Extracted information:

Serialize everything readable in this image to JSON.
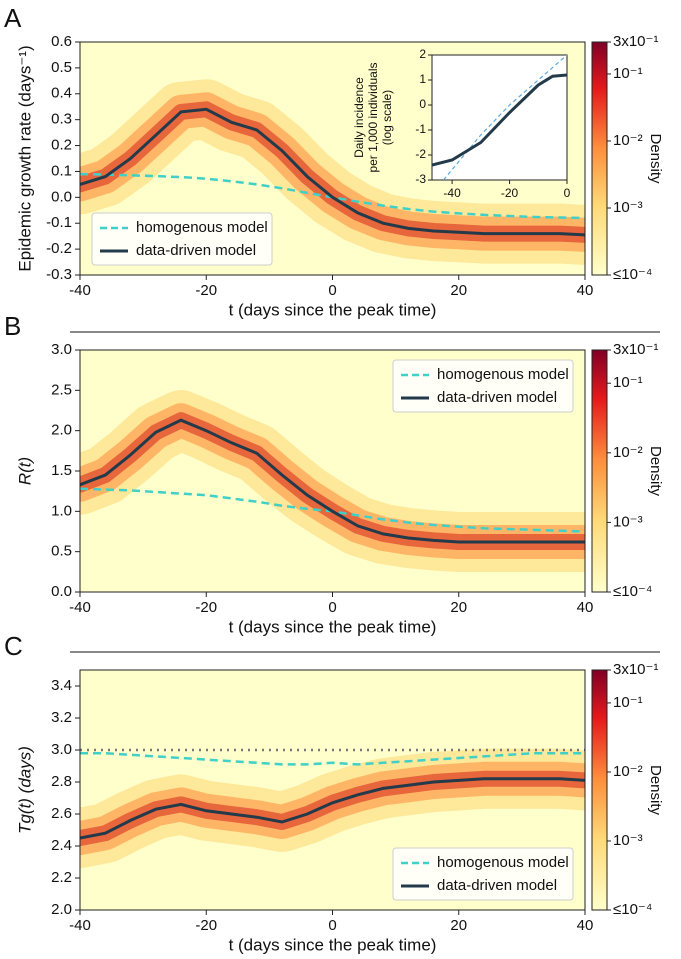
{
  "chart_data": [
    {
      "type": "line",
      "label": "A",
      "ylabel": "Epidemic growth rate (days⁻¹)",
      "xlabel": "t (days since the peak time)",
      "xlim": [
        -40,
        40
      ],
      "xticks": [
        -40,
        -20,
        0,
        20,
        40
      ],
      "ylim": [
        -0.3,
        0.6
      ],
      "yticks": [
        -0.3,
        -0.2,
        -0.1,
        {
          "value": 0,
          "label": "0.0"
        },
        0.1,
        0.2,
        0.3,
        0.4,
        0.5,
        0.6
      ],
      "legend": "lower left",
      "x": [
        -40,
        -36,
        -32,
        -28,
        -24,
        -20,
        -16,
        -12,
        -8,
        -4,
        0,
        4,
        8,
        12,
        16,
        20,
        24,
        28,
        32,
        36,
        40
      ],
      "series": [
        {
          "name": "homogenous model",
          "color": "#40d0c8",
          "dash": true,
          "values": [
            0.09,
            0.088,
            0.085,
            0.082,
            0.078,
            0.072,
            0.062,
            0.05,
            0.035,
            0.017,
            0.0,
            -0.017,
            -0.032,
            -0.045,
            -0.055,
            -0.062,
            -0.068,
            -0.072,
            -0.076,
            -0.078,
            -0.08
          ]
        },
        {
          "name": "data-driven model",
          "color": "#223a4a",
          "dash": false,
          "values": [
            0.05,
            0.08,
            0.15,
            0.24,
            0.33,
            0.34,
            0.29,
            0.26,
            0.18,
            0.08,
            0.0,
            -0.06,
            -0.1,
            -0.12,
            -0.13,
            -0.135,
            -0.14,
            -0.14,
            -0.14,
            -0.14,
            -0.145
          ]
        }
      ],
      "colorbar": {
        "label": "Density",
        "lim": [
          0.0001,
          0.3
        ],
        "ticks": [
          {
            "value": 0.3,
            "label": "3x10⁻¹"
          },
          {
            "value": 0.1,
            "label": "10⁻¹"
          },
          {
            "value": 0.01,
            "label": "10⁻²"
          },
          {
            "value": 0.001,
            "label": "10⁻³"
          },
          {
            "value": 0.0001,
            "label": "≤10⁻⁴"
          }
        ]
      },
      "inset": {
        "ylabel": [
          "Daily incidence",
          "per 1,000 individuals",
          "(log scale)"
        ],
        "xlim": [
          -47,
          0
        ],
        "xticks": [
          -40,
          -20,
          0
        ],
        "ylim": [
          -3,
          2
        ],
        "yticks": [
          -3,
          -2,
          -1,
          0,
          1,
          2
        ],
        "series": [
          {
            "color": "#5aa8e0",
            "dash": true,
            "x": [
              -43,
              -30,
              -20,
              -10,
              0
            ],
            "values": [
              -3,
              -1.2,
              0.0,
              1.0,
              2.0
            ]
          },
          {
            "color": "#223a4a",
            "dash": false,
            "x": [
              -47,
              -40,
              -30,
              -20,
              -10,
              -5,
              0
            ],
            "values": [
              -2.4,
              -2.2,
              -1.5,
              -0.3,
              0.8,
              1.15,
              1.2
            ]
          }
        ]
      }
    },
    {
      "type": "line",
      "label": "B",
      "ylabel": "R(t)",
      "xlabel": "t (days since the peak time)",
      "xlim": [
        -40,
        40
      ],
      "xticks": [
        -40,
        -20,
        0,
        20,
        40
      ],
      "ylim": [
        0,
        3
      ],
      "yticks": [
        {
          "value": 0,
          "label": "0.0"
        },
        0.5,
        {
          "value": 1,
          "label": "1.0"
        },
        1.5,
        {
          "value": 2,
          "label": "2.0"
        },
        2.5,
        {
          "value": 3,
          "label": "3.0"
        }
      ],
      "legend": "upper right",
      "x": [
        -40,
        -36,
        -32,
        -28,
        -24,
        -20,
        -16,
        -12,
        -8,
        -4,
        0,
        4,
        8,
        12,
        16,
        20,
        24,
        28,
        32,
        36,
        40
      ],
      "series": [
        {
          "name": "homogenous model",
          "color": "#40d0c8",
          "dash": true,
          "values": [
            1.28,
            1.27,
            1.26,
            1.24,
            1.22,
            1.2,
            1.16,
            1.12,
            1.07,
            1.03,
            1.0,
            0.95,
            0.9,
            0.86,
            0.83,
            0.81,
            0.79,
            0.78,
            0.77,
            0.76,
            0.75
          ]
        },
        {
          "name": "data-driven model",
          "color": "#223a4a",
          "dash": false,
          "values": [
            1.33,
            1.45,
            1.7,
            1.98,
            2.13,
            2.0,
            1.85,
            1.72,
            1.45,
            1.2,
            1.0,
            0.82,
            0.72,
            0.67,
            0.64,
            0.62,
            0.62,
            0.62,
            0.62,
            0.62,
            0.62
          ]
        }
      ],
      "colorbar": {
        "label": "Density",
        "lim": [
          0.0001,
          0.3
        ],
        "ticks": [
          {
            "value": 0.3,
            "label": "3x10⁻¹"
          },
          {
            "value": 0.1,
            "label": "10⁻¹"
          },
          {
            "value": 0.01,
            "label": "10⁻²"
          },
          {
            "value": 0.001,
            "label": "10⁻³"
          },
          {
            "value": 0.0001,
            "label": "≤10⁻⁴"
          }
        ]
      }
    },
    {
      "type": "line",
      "label": "C",
      "ylabel": "Tg(t) (days)",
      "xlabel": "t (days since the peak time)",
      "xlim": [
        -40,
        40
      ],
      "xticks": [
        -40,
        -20,
        0,
        20,
        40
      ],
      "ylim": [
        2,
        3.5
      ],
      "yticks": [
        {
          "value": 2,
          "label": "2.0"
        },
        2.2,
        2.4,
        2.6,
        2.8,
        {
          "value": 3,
          "label": "3.0"
        },
        3.2,
        3.4
      ],
      "legend": "lower right",
      "hline": 3,
      "x": [
        -40,
        -36,
        -32,
        -28,
        -24,
        -20,
        -16,
        -12,
        -8,
        -4,
        0,
        4,
        8,
        12,
        16,
        20,
        24,
        28,
        32,
        36,
        40
      ],
      "series": [
        {
          "name": "homogenous model",
          "color": "#40d0c8",
          "dash": true,
          "values": [
            2.98,
            2.98,
            2.97,
            2.96,
            2.95,
            2.94,
            2.93,
            2.92,
            2.91,
            2.91,
            2.92,
            2.91,
            2.92,
            2.93,
            2.94,
            2.95,
            2.96,
            2.97,
            2.98,
            2.98,
            2.98
          ]
        },
        {
          "name": "data-driven model",
          "color": "#223a4a",
          "dash": false,
          "values": [
            2.45,
            2.48,
            2.56,
            2.63,
            2.66,
            2.62,
            2.6,
            2.58,
            2.55,
            2.6,
            2.67,
            2.72,
            2.76,
            2.78,
            2.8,
            2.81,
            2.82,
            2.82,
            2.82,
            2.82,
            2.81
          ]
        }
      ],
      "colorbar": {
        "label": "Density",
        "lim": [
          0.0001,
          0.3
        ],
        "ticks": [
          {
            "value": 0.3,
            "label": "3x10⁻¹"
          },
          {
            "value": 0.1,
            "label": "10⁻¹"
          },
          {
            "value": 0.01,
            "label": "10⁻²"
          },
          {
            "value": 0.001,
            "label": "10⁻³"
          },
          {
            "value": 0.0001,
            "label": "≤10⁻⁴"
          }
        ]
      }
    }
  ]
}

What needs to be done:
Transcribe all of the material exactly, leaving out whatever pictures it contains.

Worked answer:
Serialize everything readable in this image to JSON.
{
  "chart_data": [
    {
      "type": "line",
      "label": "A",
      "ylabel": "Epidemic growth rate (days⁻¹)",
      "xlabel": "t (days since the peak time)",
      "xlim": [
        -40,
        40
      ],
      "xticks": [
        -40,
        -20,
        0,
        20,
        40
      ],
      "ylim": [
        -0.3,
        0.6
      ],
      "yticks": [
        -0.3,
        -0.2,
        -0.1,
        {
          "value": 0,
          "label": "0.0"
        },
        0.1,
        0.2,
        0.3,
        0.4,
        0.5,
        0.6
      ],
      "legend": "lower left",
      "x": [
        -40,
        -36,
        -32,
        -28,
        -24,
        -20,
        -16,
        -12,
        -8,
        -4,
        0,
        4,
        8,
        12,
        16,
        20,
        24,
        28,
        32,
        36,
        40
      ],
      "series": [
        {
          "name": "homogenous model",
          "color": "#40d0c8",
          "dash": true,
          "values": [
            0.09,
            0.088,
            0.085,
            0.082,
            0.078,
            0.072,
            0.062,
            0.05,
            0.035,
            0.017,
            0.0,
            -0.017,
            -0.032,
            -0.045,
            -0.055,
            -0.062,
            -0.068,
            -0.072,
            -0.076,
            -0.078,
            -0.08
          ]
        },
        {
          "name": "data-driven model",
          "color": "#223a4a",
          "dash": false,
          "values": [
            0.05,
            0.08,
            0.15,
            0.24,
            0.33,
            0.34,
            0.29,
            0.26,
            0.18,
            0.08,
            0.0,
            -0.06,
            -0.1,
            -0.12,
            -0.13,
            -0.135,
            -0.14,
            -0.14,
            -0.14,
            -0.14,
            -0.145
          ]
        }
      ],
      "colorbar": {
        "label": "Density",
        "lim": [
          0.0001,
          0.3
        ],
        "ticks": [
          {
            "value": 0.3,
            "label": "3x10⁻¹"
          },
          {
            "value": 0.1,
            "label": "10⁻¹"
          },
          {
            "value": 0.01,
            "label": "10⁻²"
          },
          {
            "value": 0.001,
            "label": "10⁻³"
          },
          {
            "value": 0.0001,
            "label": "≤10⁻⁴"
          }
        ]
      },
      "inset": {
        "ylabel": [
          "Daily incidence",
          "per 1,000 individuals",
          "(log scale)"
        ],
        "xlim": [
          -47,
          0
        ],
        "xticks": [
          -40,
          -20,
          0
        ],
        "ylim": [
          -3,
          2
        ],
        "yticks": [
          -3,
          -2,
          -1,
          0,
          1,
          2
        ],
        "series": [
          {
            "color": "#5aa8e0",
            "dash": true,
            "x": [
              -43,
              -30,
              -20,
              -10,
              0
            ],
            "values": [
              -3,
              -1.2,
              0.0,
              1.0,
              2.0
            ]
          },
          {
            "color": "#223a4a",
            "dash": false,
            "x": [
              -47,
              -40,
              -30,
              -20,
              -10,
              -5,
              0
            ],
            "values": [
              -2.4,
              -2.2,
              -1.5,
              -0.3,
              0.8,
              1.15,
              1.2
            ]
          }
        ]
      }
    },
    {
      "type": "line",
      "label": "B",
      "ylabel": "R(t)",
      "xlabel": "t (days since the peak time)",
      "xlim": [
        -40,
        40
      ],
      "xticks": [
        -40,
        -20,
        0,
        20,
        40
      ],
      "ylim": [
        0,
        3
      ],
      "yticks": [
        {
          "value": 0,
          "label": "0.0"
        },
        0.5,
        {
          "value": 1,
          "label": "1.0"
        },
        1.5,
        {
          "value": 2,
          "label": "2.0"
        },
        2.5,
        {
          "value": 3,
          "label": "3.0"
        }
      ],
      "legend": "upper right",
      "x": [
        -40,
        -36,
        -32,
        -28,
        -24,
        -20,
        -16,
        -12,
        -8,
        -4,
        0,
        4,
        8,
        12,
        16,
        20,
        24,
        28,
        32,
        36,
        40
      ],
      "series": [
        {
          "name": "homogenous model",
          "color": "#40d0c8",
          "dash": true,
          "values": [
            1.28,
            1.27,
            1.26,
            1.24,
            1.22,
            1.2,
            1.16,
            1.12,
            1.07,
            1.03,
            1.0,
            0.95,
            0.9,
            0.86,
            0.83,
            0.81,
            0.79,
            0.78,
            0.77,
            0.76,
            0.75
          ]
        },
        {
          "name": "data-driven model",
          "color": "#223a4a",
          "dash": false,
          "values": [
            1.33,
            1.45,
            1.7,
            1.98,
            2.13,
            2.0,
            1.85,
            1.72,
            1.45,
            1.2,
            1.0,
            0.82,
            0.72,
            0.67,
            0.64,
            0.62,
            0.62,
            0.62,
            0.62,
            0.62,
            0.62
          ]
        }
      ],
      "colorbar": {
        "label": "Density",
        "lim": [
          0.0001,
          0.3
        ],
        "ticks": [
          {
            "value": 0.3,
            "label": "3x10⁻¹"
          },
          {
            "value": 0.1,
            "label": "10⁻¹"
          },
          {
            "value": 0.01,
            "label": "10⁻²"
          },
          {
            "value": 0.001,
            "label": "10⁻³"
          },
          {
            "value": 0.0001,
            "label": "≤10⁻⁴"
          }
        ]
      }
    },
    {
      "type": "line",
      "label": "C",
      "ylabel": "Tg(t) (days)",
      "xlabel": "t (days since the peak time)",
      "xlim": [
        -40,
        40
      ],
      "xticks": [
        -40,
        -20,
        0,
        20,
        40
      ],
      "ylim": [
        2,
        3.5
      ],
      "yticks": [
        {
          "value": 2,
          "label": "2.0"
        },
        2.2,
        2.4,
        2.6,
        2.8,
        {
          "value": 3,
          "label": "3.0"
        },
        3.2,
        3.4
      ],
      "legend": "lower right",
      "hline": 3,
      "x": [
        -40,
        -36,
        -32,
        -28,
        -24,
        -20,
        -16,
        -12,
        -8,
        -4,
        0,
        4,
        8,
        12,
        16,
        20,
        24,
        28,
        32,
        36,
        40
      ],
      "series": [
        {
          "name": "homogenous model",
          "color": "#40d0c8",
          "dash": true,
          "values": [
            2.98,
            2.98,
            2.97,
            2.96,
            2.95,
            2.94,
            2.93,
            2.92,
            2.91,
            2.91,
            2.92,
            2.91,
            2.92,
            2.93,
            2.94,
            2.95,
            2.96,
            2.97,
            2.98,
            2.98,
            2.98
          ]
        },
        {
          "name": "data-driven model",
          "color": "#223a4a",
          "dash": false,
          "values": [
            2.45,
            2.48,
            2.56,
            2.63,
            2.66,
            2.62,
            2.6,
            2.58,
            2.55,
            2.6,
            2.67,
            2.72,
            2.76,
            2.78,
            2.8,
            2.81,
            2.82,
            2.82,
            2.82,
            2.82,
            2.81
          ]
        }
      ],
      "colorbar": {
        "label": "Density",
        "lim": [
          0.0001,
          0.3
        ],
        "ticks": [
          {
            "value": 0.3,
            "label": "3x10⁻¹"
          },
          {
            "value": 0.1,
            "label": "10⁻¹"
          },
          {
            "value": 0.01,
            "label": "10⁻²"
          },
          {
            "value": 0.001,
            "label": "10⁻³"
          },
          {
            "value": 0.0001,
            "label": "≤10⁻⁴"
          }
        ]
      }
    }
  ]
}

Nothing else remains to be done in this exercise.